--- Begin PROVIDED DATA ---

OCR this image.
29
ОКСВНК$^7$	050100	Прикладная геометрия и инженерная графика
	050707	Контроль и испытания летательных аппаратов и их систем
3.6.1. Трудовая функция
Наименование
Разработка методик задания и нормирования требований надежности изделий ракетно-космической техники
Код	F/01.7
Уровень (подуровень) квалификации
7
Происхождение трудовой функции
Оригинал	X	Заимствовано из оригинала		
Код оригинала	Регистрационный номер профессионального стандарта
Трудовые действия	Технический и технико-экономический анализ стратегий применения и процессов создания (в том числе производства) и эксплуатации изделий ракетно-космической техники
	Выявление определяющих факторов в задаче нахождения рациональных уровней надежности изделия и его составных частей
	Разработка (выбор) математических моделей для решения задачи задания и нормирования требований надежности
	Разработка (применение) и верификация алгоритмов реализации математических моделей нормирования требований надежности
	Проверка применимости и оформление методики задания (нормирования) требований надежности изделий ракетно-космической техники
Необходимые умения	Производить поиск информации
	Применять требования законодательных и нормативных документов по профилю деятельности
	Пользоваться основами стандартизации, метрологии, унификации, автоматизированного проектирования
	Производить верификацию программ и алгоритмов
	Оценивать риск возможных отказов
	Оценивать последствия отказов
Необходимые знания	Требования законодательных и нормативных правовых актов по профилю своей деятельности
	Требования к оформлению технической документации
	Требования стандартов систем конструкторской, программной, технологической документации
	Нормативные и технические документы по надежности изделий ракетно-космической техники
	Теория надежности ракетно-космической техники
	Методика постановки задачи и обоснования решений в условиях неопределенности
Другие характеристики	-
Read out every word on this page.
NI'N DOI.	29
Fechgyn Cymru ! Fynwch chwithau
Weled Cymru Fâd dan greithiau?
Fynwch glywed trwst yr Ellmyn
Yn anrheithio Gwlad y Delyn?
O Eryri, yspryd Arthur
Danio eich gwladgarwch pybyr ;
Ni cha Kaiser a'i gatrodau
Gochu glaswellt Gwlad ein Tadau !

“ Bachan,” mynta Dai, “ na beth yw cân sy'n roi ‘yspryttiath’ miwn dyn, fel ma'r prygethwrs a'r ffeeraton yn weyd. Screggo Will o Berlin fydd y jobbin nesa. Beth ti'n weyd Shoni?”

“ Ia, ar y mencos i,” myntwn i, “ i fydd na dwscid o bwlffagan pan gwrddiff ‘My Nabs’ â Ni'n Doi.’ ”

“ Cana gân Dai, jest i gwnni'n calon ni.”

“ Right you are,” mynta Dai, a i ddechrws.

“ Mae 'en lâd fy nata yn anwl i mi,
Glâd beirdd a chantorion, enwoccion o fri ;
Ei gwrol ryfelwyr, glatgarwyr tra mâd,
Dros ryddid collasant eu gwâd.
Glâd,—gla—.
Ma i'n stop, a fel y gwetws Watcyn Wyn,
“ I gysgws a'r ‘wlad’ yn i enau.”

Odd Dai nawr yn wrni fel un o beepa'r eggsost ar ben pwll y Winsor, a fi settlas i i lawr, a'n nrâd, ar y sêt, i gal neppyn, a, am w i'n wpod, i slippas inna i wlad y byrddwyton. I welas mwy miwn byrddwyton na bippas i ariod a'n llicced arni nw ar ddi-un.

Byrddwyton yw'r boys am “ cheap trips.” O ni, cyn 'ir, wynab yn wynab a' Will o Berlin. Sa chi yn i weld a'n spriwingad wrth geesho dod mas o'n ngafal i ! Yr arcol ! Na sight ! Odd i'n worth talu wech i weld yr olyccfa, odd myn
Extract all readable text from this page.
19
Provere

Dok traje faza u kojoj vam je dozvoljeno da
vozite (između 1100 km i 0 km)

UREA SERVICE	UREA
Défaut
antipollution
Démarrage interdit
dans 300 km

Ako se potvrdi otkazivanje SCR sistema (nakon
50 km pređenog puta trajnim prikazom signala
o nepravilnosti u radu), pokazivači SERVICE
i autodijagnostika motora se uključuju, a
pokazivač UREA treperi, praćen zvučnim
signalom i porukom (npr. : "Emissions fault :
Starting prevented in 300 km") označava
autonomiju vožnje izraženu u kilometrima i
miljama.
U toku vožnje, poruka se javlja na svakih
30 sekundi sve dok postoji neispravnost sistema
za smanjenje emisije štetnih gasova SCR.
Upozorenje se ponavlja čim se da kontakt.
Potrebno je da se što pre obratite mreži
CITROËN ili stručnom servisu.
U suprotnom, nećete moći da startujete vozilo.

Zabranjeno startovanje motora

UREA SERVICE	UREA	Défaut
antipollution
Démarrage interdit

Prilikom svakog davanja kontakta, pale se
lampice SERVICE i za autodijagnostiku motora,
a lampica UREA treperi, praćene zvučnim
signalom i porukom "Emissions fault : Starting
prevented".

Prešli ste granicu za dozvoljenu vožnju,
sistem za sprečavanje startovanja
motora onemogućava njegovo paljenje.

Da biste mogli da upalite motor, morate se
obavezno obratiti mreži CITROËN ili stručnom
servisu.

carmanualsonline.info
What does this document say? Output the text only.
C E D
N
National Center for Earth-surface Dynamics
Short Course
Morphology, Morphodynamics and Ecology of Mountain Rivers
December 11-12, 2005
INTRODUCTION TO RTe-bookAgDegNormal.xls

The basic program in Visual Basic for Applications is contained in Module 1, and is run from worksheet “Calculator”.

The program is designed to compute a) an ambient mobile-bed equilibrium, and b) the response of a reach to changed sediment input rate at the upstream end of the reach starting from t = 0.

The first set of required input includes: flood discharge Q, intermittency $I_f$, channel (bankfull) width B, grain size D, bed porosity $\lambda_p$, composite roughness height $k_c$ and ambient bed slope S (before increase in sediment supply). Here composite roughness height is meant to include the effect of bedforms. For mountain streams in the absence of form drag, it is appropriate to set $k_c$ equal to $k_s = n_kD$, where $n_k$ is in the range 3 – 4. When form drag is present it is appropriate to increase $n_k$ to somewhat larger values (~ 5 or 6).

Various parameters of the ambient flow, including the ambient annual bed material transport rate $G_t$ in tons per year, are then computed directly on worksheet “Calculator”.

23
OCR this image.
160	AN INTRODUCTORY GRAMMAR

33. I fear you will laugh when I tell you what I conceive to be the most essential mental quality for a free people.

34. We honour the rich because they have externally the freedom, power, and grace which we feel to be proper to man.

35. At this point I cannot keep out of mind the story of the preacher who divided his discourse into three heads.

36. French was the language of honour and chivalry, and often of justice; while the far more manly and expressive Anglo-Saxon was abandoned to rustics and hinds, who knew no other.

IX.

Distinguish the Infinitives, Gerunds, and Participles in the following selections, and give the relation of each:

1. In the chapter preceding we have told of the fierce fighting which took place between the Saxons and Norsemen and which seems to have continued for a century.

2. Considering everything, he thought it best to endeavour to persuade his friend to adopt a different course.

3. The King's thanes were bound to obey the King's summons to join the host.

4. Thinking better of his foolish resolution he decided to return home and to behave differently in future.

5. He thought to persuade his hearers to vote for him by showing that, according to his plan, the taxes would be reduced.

--- End PROVIDED DATA ---

GIVEN INSTRUCTION: Look through the data and show every line containing "prevented".

EXERCISE SOLUTION:
Starting prevented in 300 km") označava
prevented".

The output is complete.